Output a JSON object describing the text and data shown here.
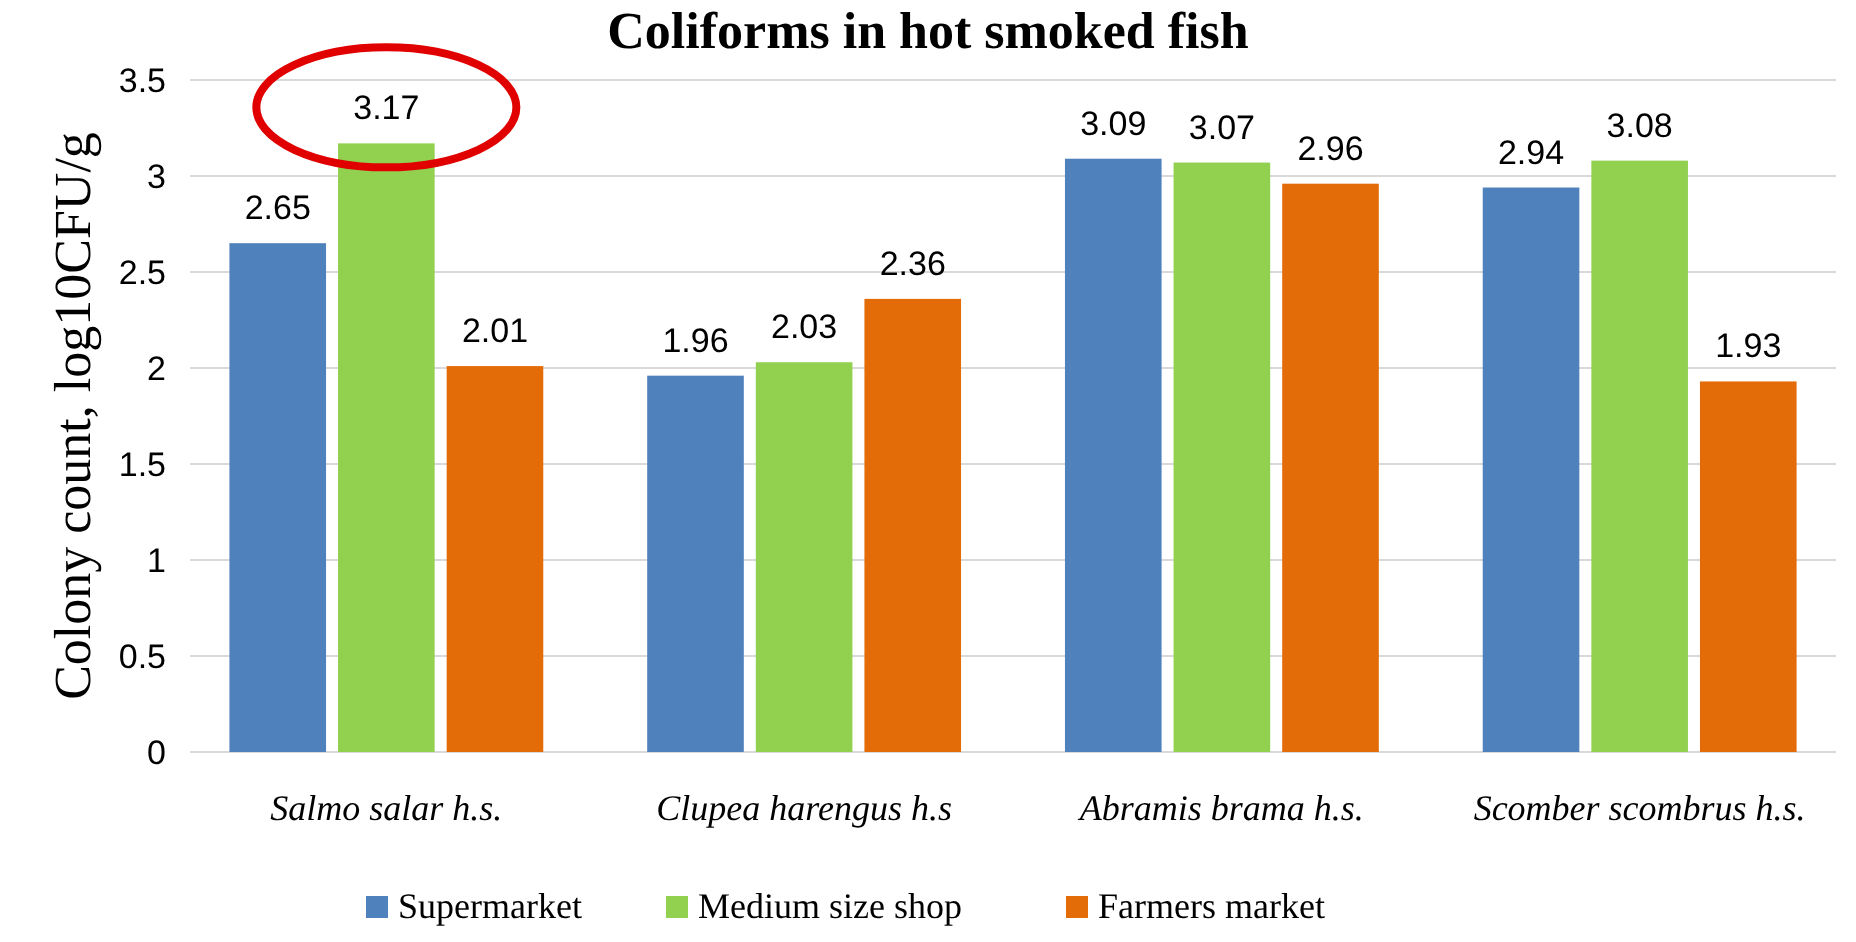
{
  "chart_data": {
    "type": "bar",
    "title": "Coliforms in hot smoked fish",
    "ylabel": "Colony count, log10CFU/g",
    "categories": [
      "Salmo salar h.s.",
      "Clupea harengus h.s",
      "Abramis brama h.s.",
      "Scomber scombrus h.s."
    ],
    "series": [
      {
        "name": "Supermarket",
        "color": "#4f81bd",
        "values": [
          2.65,
          1.96,
          3.09,
          2.94
        ]
      },
      {
        "name": "Medium size shop",
        "color": "#92d050",
        "values": [
          3.17,
          2.03,
          3.07,
          3.08
        ]
      },
      {
        "name": "Farmers market",
        "color": "#e36c09",
        "values": [
          2.01,
          2.36,
          2.96,
          1.93
        ]
      }
    ],
    "ylim": [
      0,
      3.5
    ],
    "yticks": [
      0,
      0.5,
      1,
      1.5,
      2,
      2.5,
      3,
      3.5
    ],
    "grid": "y",
    "legend": "bottom",
    "data_labels": true
  }
}
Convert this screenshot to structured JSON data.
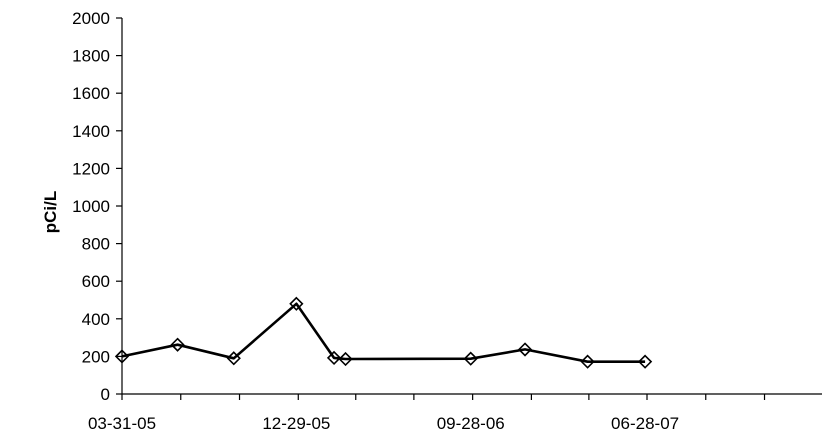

TASK TO CARRY OUT ▸ Leave the pictures out and reproduce all of the records exactly.

SOLUTION ▸
Output a JSON object describing the text and data shown here.
{
  "chart_data": {
    "type": "bar",
    "title": "Coliforms in hot smoked fish",
    "ylabel": "Colony count, log10CFU/g",
    "categories": [
      "Salmo salar h.s.",
      "Clupea harengus h.s",
      "Abramis brama h.s.",
      "Scomber scombrus h.s."
    ],
    "series": [
      {
        "name": "Supermarket",
        "color": "#4f81bd",
        "values": [
          2.65,
          1.96,
          3.09,
          2.94
        ]
      },
      {
        "name": "Medium size shop",
        "color": "#92d050",
        "values": [
          3.17,
          2.03,
          3.07,
          3.08
        ]
      },
      {
        "name": "Farmers market",
        "color": "#e36c09",
        "values": [
          2.01,
          2.36,
          2.96,
          1.93
        ]
      }
    ],
    "ylim": [
      0,
      3.5
    ],
    "yticks": [
      0,
      0.5,
      1,
      1.5,
      2,
      2.5,
      3,
      3.5
    ],
    "grid": "y",
    "legend": "bottom",
    "data_labels": true
  }
}
Convert this screenshot to structured JSON data.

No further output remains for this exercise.